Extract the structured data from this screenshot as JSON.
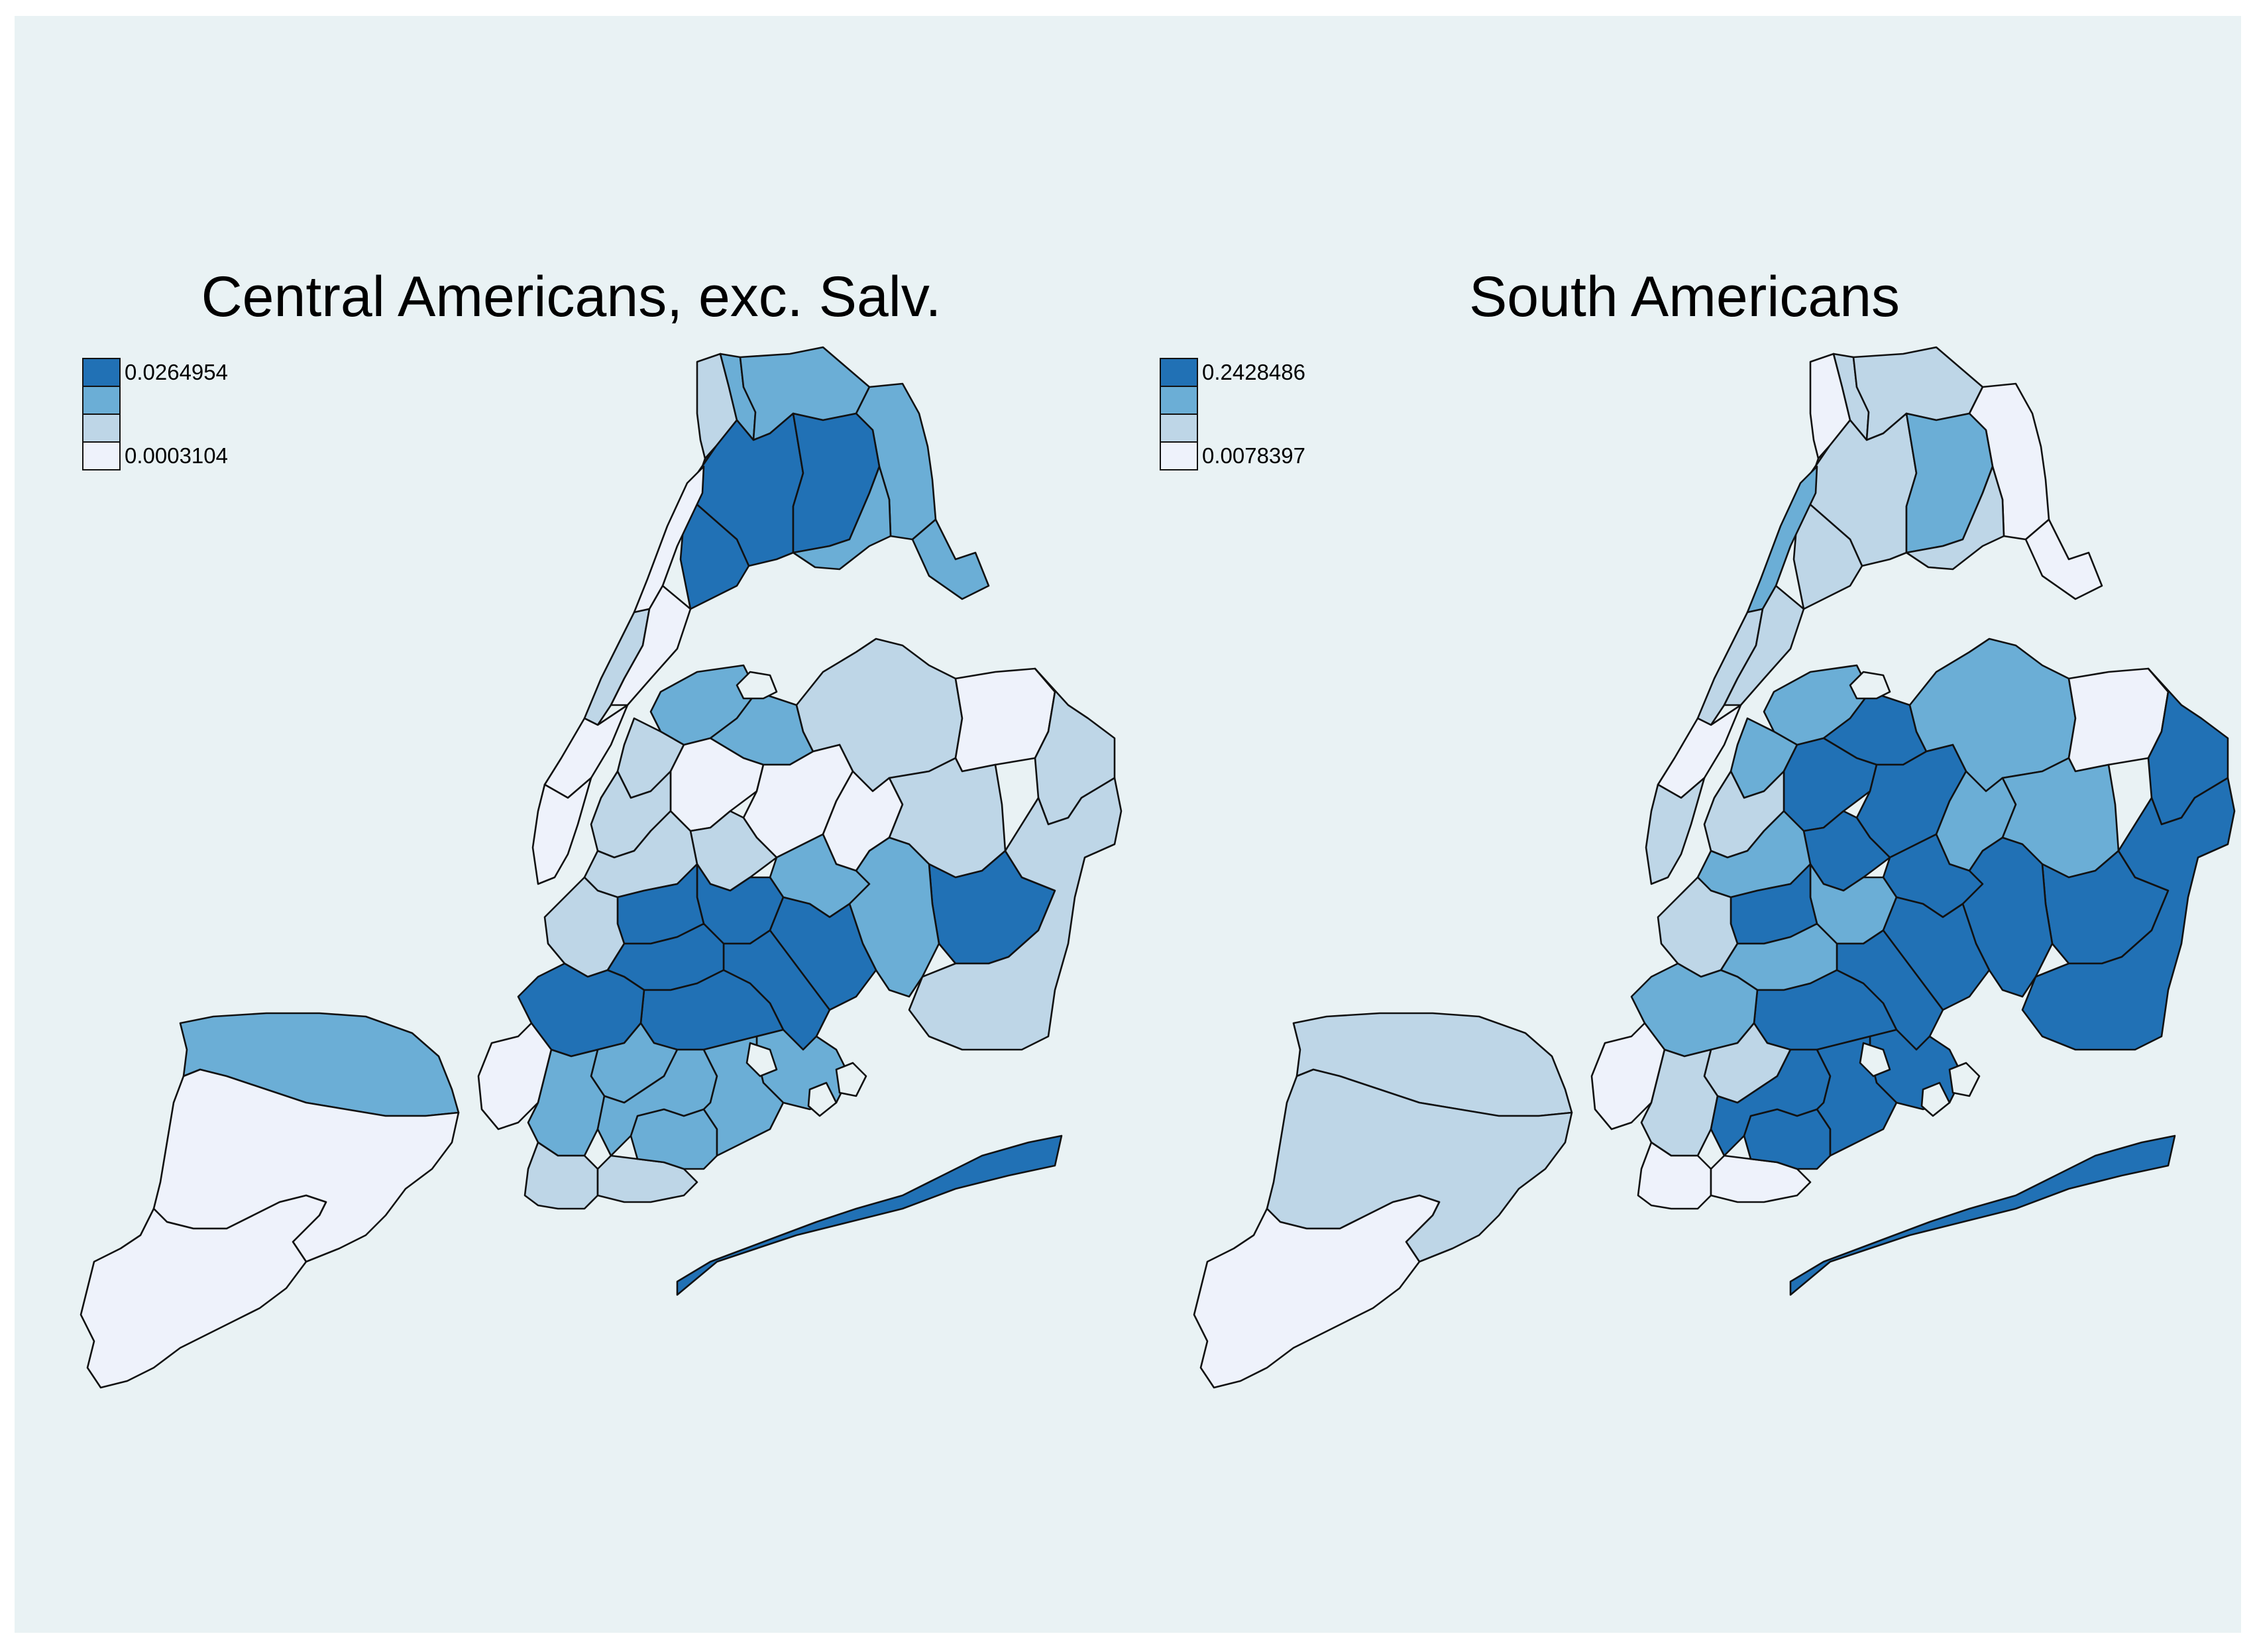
{
  "colors": {
    "background": "#e9f2f4",
    "class_1": "#eef2fb",
    "class_2": "#bed6e7",
    "class_3": "#6baed6",
    "class_4": "#2171b5",
    "outline": "#111111"
  },
  "maps": [
    {
      "title": "Central Americans, exc. Salv.",
      "legend": {
        "max": "0.0264954",
        "min": "0.0003104"
      },
      "region_classes": {
        "bronx_w": 2,
        "bronx_nw": 3,
        "bronx_n": 3,
        "bronx_ne": 3,
        "bronx_c": 4,
        "bronx_e": 4,
        "bronx_s": 4,
        "bronx_se": 3,
        "bronx_pelham": 3,
        "man_north": 1,
        "man_uws": 2,
        "man_ues": 1,
        "man_mid": 1,
        "man_lower": 1,
        "q_astoria": 3,
        "q_lic": 2,
        "q_jh": 3,
        "q_flush": 2,
        "q_bayside": 1,
        "q_ne": 2,
        "q_woodside": 1,
        "q_elm": 1,
        "q_rego": 1,
        "q_fresh": 2,
        "q_queensvil": 4,
        "q_se": 2,
        "q_ridgewood": 2,
        "q_woodhaven": 3,
        "q_jamaica": 3,
        "q_rockaway": 4,
        "bk_gp": 2,
        "bk_wburg": 2,
        "bk_bushwick": 4,
        "bk_bedstuy": 4,
        "bk_cyp": 4,
        "bk_enyc": 4,
        "bk_parkslope": 2,
        "bk_crown": 4,
        "bk_flatbush": 4,
        "bk_sunset": 4,
        "bk_boro": 3,
        "bk_canarsie": 3,
        "bk_bayridge": 1,
        "bk_benson": 3,
        "bk_gravesend": 2,
        "bk_coney": 2,
        "bk_sheeps": 3,
        "bk_midwood": 3,
        "bk_flatlands": 3,
        "si_north": 3,
        "si_mid": 1,
        "si_south": 1
      }
    },
    {
      "title": "South Americans",
      "legend": {
        "max": "0.2428486",
        "min": "0.0078397"
      },
      "region_classes": {
        "bronx_w": 1,
        "bronx_nw": 2,
        "bronx_n": 2,
        "bronx_ne": 1,
        "bronx_c": 2,
        "bronx_e": 3,
        "bronx_s": 2,
        "bronx_se": 2,
        "bronx_pelham": 1,
        "man_north": 3,
        "man_uws": 2,
        "man_ues": 2,
        "man_mid": 1,
        "man_lower": 2,
        "q_astoria": 3,
        "q_lic": 3,
        "q_jh": 4,
        "q_flush": 3,
        "q_bayside": 1,
        "q_ne": 4,
        "q_woodside": 4,
        "q_elm": 4,
        "q_rego": 3,
        "q_fresh": 3,
        "q_queensvil": 4,
        "q_se": 4,
        "q_ridgewood": 4,
        "q_woodhaven": 4,
        "q_jamaica": 4,
        "q_rockaway": 4,
        "bk_gp": 2,
        "bk_wburg": 3,
        "bk_bushwick": 3,
        "bk_bedstuy": 4,
        "bk_cyp": 4,
        "bk_enyc": 4,
        "bk_parkslope": 2,
        "bk_crown": 3,
        "bk_flatbush": 4,
        "bk_sunset": 3,
        "bk_boro": 2,
        "bk_canarsie": 4,
        "bk_bayridge": 1,
        "bk_benson": 2,
        "bk_gravesend": 1,
        "bk_coney": 1,
        "bk_sheeps": 4,
        "bk_midwood": 4,
        "bk_flatlands": 4,
        "si_north": 2,
        "si_mid": 2,
        "si_south": 1
      }
    }
  ]
}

..........

# WORK TO BE COMPLETED
Copy out all the entries exactly. Images stay out of the copy.

# FULL SOLUTION
Extract the structured data from this screenshot as JSON.
{
  "colors": {
    "background": "#e9f2f4",
    "class_1": "#eef2fb",
    "class_2": "#bed6e7",
    "class_3": "#6baed6",
    "class_4": "#2171b5",
    "outline": "#111111"
  },
  "maps": [
    {
      "title": "Central Americans, exc. Salv.",
      "legend": {
        "max": "0.0264954",
        "min": "0.0003104"
      },
      "region_classes": {
        "bronx_w": 2,
        "bronx_nw": 3,
        "bronx_n": 3,
        "bronx_ne": 3,
        "bronx_c": 4,
        "bronx_e": 4,
        "bronx_s": 4,
        "bronx_se": 3,
        "bronx_pelham": 3,
        "man_north": 1,
        "man_uws": 2,
        "man_ues": 1,
        "man_mid": 1,
        "man_lower": 1,
        "q_astoria": 3,
        "q_lic": 2,
        "q_jh": 3,
        "q_flush": 2,
        "q_bayside": 1,
        "q_ne": 2,
        "q_woodside": 1,
        "q_elm": 1,
        "q_rego": 1,
        "q_fresh": 2,
        "q_queensvil": 4,
        "q_se": 2,
        "q_ridgewood": 2,
        "q_woodhaven": 3,
        "q_jamaica": 3,
        "q_rockaway": 4,
        "bk_gp": 2,
        "bk_wburg": 2,
        "bk_bushwick": 4,
        "bk_bedstuy": 4,
        "bk_cyp": 4,
        "bk_enyc": 4,
        "bk_parkslope": 2,
        "bk_crown": 4,
        "bk_flatbush": 4,
        "bk_sunset": 4,
        "bk_boro": 3,
        "bk_canarsie": 3,
        "bk_bayridge": 1,
        "bk_benson": 3,
        "bk_gravesend": 2,
        "bk_coney": 2,
        "bk_sheeps": 3,
        "bk_midwood": 3,
        "bk_flatlands": 3,
        "si_north": 3,
        "si_mid": 1,
        "si_south": 1
      }
    },
    {
      "title": "South Americans",
      "legend": {
        "max": "0.2428486",
        "min": "0.0078397"
      },
      "region_classes": {
        "bronx_w": 1,
        "bronx_nw": 2,
        "bronx_n": 2,
        "bronx_ne": 1,
        "bronx_c": 2,
        "bronx_e": 3,
        "bronx_s": 2,
        "bronx_se": 2,
        "bronx_pelham": 1,
        "man_north": 3,
        "man_uws": 2,
        "man_ues": 2,
        "man_mid": 1,
        "man_lower": 2,
        "q_astoria": 3,
        "q_lic": 3,
        "q_jh": 4,
        "q_flush": 3,
        "q_bayside": 1,
        "q_ne": 4,
        "q_woodside": 4,
        "q_elm": 4,
        "q_rego": 3,
        "q_fresh": 3,
        "q_queensvil": 4,
        "q_se": 4,
        "q_ridgewood": 4,
        "q_woodhaven": 4,
        "q_jamaica": 4,
        "q_rockaway": 4,
        "bk_gp": 2,
        "bk_wburg": 3,
        "bk_bushwick": 3,
        "bk_bedstuy": 4,
        "bk_cyp": 4,
        "bk_enyc": 4,
        "bk_parkslope": 2,
        "bk_crown": 3,
        "bk_flatbush": 4,
        "bk_sunset": 3,
        "bk_boro": 2,
        "bk_canarsie": 4,
        "bk_bayridge": 1,
        "bk_benson": 2,
        "bk_gravesend": 1,
        "bk_coney": 1,
        "bk_sheeps": 4,
        "bk_midwood": 4,
        "bk_flatlands": 4,
        "si_north": 2,
        "si_mid": 2,
        "si_south": 1
      }
    }
  ]
}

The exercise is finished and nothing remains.